Collected data
╔══

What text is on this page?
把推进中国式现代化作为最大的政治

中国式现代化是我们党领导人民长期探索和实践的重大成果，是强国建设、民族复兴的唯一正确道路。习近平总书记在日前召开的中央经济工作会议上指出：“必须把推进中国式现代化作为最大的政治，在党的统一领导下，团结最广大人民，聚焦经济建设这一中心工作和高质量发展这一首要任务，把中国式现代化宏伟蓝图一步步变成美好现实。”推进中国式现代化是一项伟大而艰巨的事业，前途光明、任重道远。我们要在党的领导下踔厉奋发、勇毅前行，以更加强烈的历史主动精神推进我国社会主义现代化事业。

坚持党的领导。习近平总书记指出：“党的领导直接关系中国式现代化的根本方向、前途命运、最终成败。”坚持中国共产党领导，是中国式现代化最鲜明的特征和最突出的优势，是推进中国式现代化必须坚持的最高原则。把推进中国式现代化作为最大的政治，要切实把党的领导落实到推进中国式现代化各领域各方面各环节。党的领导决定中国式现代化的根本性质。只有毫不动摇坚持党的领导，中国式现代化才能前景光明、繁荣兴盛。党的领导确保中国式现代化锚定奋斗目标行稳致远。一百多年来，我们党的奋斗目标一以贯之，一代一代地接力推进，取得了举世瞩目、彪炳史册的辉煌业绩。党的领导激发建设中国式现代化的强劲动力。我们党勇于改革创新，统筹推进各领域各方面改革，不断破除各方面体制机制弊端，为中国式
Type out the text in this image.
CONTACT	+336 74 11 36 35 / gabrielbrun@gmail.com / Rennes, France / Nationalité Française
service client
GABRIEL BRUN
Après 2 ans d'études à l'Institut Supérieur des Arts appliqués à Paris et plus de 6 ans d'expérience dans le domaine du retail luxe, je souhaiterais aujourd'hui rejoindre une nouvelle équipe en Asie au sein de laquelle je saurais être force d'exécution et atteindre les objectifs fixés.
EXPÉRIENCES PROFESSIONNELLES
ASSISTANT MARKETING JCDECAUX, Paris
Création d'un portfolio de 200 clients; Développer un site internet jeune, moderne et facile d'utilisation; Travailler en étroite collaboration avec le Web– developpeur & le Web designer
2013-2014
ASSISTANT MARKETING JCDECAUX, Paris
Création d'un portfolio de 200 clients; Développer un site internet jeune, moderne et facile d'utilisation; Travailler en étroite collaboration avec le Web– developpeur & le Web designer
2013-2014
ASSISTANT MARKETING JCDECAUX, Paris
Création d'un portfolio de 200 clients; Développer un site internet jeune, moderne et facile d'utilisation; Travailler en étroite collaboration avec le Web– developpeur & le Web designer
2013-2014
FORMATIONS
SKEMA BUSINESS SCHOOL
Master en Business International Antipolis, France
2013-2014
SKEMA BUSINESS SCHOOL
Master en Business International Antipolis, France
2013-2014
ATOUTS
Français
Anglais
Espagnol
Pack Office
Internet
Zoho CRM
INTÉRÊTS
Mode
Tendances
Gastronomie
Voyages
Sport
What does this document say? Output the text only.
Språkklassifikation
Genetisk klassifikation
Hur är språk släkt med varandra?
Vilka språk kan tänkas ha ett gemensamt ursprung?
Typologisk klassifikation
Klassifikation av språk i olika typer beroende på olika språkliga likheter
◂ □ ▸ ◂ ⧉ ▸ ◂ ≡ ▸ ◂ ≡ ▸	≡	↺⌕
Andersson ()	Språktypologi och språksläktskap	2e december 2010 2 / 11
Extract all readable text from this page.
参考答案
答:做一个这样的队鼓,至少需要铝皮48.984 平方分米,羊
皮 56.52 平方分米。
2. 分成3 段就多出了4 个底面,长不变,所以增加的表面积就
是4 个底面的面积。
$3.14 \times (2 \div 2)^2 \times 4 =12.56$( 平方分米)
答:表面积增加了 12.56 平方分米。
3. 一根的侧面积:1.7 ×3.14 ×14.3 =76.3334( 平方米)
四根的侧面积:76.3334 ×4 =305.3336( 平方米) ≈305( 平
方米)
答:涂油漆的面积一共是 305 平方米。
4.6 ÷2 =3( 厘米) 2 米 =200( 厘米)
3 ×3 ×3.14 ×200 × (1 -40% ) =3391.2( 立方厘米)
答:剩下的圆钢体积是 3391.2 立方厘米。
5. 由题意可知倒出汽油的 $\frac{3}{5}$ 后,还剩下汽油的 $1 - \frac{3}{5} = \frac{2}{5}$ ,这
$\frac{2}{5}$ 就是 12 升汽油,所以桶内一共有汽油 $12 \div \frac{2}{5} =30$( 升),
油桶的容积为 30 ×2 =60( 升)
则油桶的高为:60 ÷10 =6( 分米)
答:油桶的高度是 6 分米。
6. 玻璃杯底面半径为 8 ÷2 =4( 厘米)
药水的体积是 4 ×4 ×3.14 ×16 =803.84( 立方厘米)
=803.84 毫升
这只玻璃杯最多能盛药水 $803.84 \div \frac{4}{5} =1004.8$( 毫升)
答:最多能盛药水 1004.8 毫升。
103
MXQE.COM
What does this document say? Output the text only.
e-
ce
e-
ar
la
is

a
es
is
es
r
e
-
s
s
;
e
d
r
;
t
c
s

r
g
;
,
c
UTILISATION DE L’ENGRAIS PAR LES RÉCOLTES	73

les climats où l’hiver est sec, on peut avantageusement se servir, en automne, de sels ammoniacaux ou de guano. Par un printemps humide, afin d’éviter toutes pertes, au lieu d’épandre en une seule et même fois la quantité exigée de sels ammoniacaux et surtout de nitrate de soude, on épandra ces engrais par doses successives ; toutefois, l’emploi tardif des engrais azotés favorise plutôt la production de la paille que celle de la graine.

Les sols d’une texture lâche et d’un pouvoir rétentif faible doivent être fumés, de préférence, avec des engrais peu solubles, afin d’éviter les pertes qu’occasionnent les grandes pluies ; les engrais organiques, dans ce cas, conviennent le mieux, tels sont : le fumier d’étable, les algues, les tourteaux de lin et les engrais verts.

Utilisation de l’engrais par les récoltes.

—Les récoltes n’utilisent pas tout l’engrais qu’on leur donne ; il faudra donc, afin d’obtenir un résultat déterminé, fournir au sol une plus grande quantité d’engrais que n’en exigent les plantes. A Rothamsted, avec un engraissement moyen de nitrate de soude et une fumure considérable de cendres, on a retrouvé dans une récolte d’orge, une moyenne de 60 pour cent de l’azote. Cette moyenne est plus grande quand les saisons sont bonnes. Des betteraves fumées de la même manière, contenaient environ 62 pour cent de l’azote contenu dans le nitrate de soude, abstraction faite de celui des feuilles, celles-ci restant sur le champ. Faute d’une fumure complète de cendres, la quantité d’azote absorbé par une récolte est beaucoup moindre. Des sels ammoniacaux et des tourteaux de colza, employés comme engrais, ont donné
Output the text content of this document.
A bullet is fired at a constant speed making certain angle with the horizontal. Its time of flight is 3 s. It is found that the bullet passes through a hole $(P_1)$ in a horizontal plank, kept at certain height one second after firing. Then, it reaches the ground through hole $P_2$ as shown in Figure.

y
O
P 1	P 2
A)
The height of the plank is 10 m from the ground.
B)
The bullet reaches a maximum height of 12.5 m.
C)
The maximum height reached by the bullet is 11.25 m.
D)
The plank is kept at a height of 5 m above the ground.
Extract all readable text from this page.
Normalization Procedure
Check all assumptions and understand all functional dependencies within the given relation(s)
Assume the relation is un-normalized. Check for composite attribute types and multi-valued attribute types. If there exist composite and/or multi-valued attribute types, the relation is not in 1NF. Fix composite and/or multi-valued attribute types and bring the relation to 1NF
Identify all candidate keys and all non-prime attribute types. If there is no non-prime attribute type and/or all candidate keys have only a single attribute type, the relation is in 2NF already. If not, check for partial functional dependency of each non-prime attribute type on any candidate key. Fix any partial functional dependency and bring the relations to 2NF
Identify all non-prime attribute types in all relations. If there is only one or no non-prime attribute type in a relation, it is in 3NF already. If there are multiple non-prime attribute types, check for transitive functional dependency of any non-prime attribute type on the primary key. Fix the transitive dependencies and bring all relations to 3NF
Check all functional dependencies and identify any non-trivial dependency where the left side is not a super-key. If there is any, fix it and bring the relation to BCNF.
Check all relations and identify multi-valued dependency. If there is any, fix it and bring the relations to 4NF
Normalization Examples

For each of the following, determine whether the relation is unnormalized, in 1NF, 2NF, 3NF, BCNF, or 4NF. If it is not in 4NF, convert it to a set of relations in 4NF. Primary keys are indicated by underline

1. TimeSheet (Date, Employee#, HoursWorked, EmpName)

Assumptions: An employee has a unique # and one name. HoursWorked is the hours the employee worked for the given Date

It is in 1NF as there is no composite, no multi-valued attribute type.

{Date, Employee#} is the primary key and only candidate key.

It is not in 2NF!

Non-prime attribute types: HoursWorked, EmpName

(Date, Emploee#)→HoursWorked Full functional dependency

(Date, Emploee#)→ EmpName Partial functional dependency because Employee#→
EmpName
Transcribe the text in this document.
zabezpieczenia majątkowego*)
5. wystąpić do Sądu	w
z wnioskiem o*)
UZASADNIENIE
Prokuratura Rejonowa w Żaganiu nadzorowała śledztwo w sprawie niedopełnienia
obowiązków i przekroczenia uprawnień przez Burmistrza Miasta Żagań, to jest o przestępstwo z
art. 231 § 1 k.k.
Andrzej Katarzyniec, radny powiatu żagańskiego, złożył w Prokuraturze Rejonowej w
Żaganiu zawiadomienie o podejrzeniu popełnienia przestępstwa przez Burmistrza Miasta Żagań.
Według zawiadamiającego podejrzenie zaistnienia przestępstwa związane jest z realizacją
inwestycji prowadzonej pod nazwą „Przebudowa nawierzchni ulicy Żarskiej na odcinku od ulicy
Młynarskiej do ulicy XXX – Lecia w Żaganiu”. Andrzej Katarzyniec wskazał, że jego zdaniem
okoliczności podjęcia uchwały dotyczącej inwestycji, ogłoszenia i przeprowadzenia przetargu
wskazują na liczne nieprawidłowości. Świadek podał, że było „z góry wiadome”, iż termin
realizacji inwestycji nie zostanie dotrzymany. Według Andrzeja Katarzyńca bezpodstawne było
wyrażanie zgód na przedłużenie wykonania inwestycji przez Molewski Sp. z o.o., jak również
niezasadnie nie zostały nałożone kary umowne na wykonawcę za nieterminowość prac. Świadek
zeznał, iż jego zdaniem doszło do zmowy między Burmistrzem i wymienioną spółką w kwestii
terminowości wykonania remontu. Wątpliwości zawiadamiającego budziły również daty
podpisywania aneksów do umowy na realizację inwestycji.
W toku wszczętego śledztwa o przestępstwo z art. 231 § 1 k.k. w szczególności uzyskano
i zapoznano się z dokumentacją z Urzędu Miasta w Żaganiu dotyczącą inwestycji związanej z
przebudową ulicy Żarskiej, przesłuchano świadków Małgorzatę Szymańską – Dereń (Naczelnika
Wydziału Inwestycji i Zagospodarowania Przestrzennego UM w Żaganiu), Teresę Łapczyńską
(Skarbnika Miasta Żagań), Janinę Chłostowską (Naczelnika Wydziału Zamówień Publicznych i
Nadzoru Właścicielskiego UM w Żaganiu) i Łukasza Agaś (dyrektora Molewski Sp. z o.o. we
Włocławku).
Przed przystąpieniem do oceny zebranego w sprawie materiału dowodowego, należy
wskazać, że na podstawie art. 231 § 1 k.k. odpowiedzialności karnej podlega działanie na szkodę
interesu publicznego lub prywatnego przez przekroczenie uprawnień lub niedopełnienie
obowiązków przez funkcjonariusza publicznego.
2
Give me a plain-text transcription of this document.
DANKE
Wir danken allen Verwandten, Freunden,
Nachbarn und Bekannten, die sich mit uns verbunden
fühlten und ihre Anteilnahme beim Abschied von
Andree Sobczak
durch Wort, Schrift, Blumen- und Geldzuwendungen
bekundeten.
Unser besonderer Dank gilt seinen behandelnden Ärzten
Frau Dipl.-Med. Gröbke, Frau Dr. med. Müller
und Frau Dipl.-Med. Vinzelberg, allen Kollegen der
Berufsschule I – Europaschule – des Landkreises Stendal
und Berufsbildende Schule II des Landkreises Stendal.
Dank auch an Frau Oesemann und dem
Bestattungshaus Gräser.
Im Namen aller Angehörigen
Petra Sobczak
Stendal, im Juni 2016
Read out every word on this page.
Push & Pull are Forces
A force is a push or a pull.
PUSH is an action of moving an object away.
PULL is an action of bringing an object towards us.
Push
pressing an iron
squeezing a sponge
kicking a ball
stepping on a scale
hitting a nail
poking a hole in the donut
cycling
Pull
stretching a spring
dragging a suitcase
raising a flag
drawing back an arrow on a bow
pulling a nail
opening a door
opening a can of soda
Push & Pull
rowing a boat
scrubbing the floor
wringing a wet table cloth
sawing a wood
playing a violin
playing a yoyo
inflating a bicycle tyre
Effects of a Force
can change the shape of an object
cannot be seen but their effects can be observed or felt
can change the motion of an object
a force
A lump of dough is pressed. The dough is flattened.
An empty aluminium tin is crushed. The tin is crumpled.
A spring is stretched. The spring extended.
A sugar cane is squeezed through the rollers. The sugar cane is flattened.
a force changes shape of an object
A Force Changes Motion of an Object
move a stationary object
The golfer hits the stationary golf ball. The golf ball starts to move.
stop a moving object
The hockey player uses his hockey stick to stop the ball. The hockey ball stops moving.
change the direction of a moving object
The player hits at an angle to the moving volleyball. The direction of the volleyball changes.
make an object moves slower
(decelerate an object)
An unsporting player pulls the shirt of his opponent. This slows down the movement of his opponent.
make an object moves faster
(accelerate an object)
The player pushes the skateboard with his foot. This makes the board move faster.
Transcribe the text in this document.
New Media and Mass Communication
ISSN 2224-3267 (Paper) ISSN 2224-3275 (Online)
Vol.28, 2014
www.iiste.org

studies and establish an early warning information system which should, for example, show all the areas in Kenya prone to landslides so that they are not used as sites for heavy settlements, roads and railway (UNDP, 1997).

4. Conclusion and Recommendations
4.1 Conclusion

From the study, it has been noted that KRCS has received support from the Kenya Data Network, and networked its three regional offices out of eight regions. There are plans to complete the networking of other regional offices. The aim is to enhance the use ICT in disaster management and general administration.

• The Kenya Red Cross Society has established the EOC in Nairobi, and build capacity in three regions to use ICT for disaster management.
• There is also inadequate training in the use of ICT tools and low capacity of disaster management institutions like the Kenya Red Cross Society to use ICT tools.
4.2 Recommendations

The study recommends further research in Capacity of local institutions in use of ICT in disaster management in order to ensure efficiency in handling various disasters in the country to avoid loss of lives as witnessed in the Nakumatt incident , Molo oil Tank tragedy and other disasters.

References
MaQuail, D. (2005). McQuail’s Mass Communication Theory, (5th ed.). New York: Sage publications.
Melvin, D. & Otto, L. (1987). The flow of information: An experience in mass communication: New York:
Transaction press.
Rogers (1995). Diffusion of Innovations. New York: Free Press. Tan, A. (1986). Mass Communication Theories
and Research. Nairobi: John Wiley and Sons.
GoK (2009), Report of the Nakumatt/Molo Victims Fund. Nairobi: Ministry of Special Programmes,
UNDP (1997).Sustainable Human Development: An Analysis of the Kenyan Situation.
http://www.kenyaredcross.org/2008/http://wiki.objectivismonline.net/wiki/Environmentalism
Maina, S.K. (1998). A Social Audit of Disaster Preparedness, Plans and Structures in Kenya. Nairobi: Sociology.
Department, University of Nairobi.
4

╚══

Given request: In the records above, find each line that holds the word "types"; copy all such lines.

Result of the task:
Assume the relation is un-normalized. Check for composite attribute types and multi-valued attribute types. If there exist composite and/or multi-valued attribute types, the relation is not in 1NF. Fix composite and/or multi-valued attribute types and bring the relation to 1NF
Identify all candidate keys and all non-prime attribute types. If there is no non-prime attribute type and/or all candidate keys have only a single attribute type, the relation is in 2NF already. If not, check for partial functional dependency of each non-prime attribute type on any candidate key. Fix any partial functional dependency and bring the relations to 2NF
Identify all non-prime attribute types in all relations. If there is only one or no non-prime attribute type in a relation, it is in 3NF already. If there are multiple non-prime attribute types, check for transitive functional dependency of any non-prime attribute type on the primary key. Fix the transitive dependencies and bring all relations to 3NF
Non-prime attribute types: HoursWorked, EmpName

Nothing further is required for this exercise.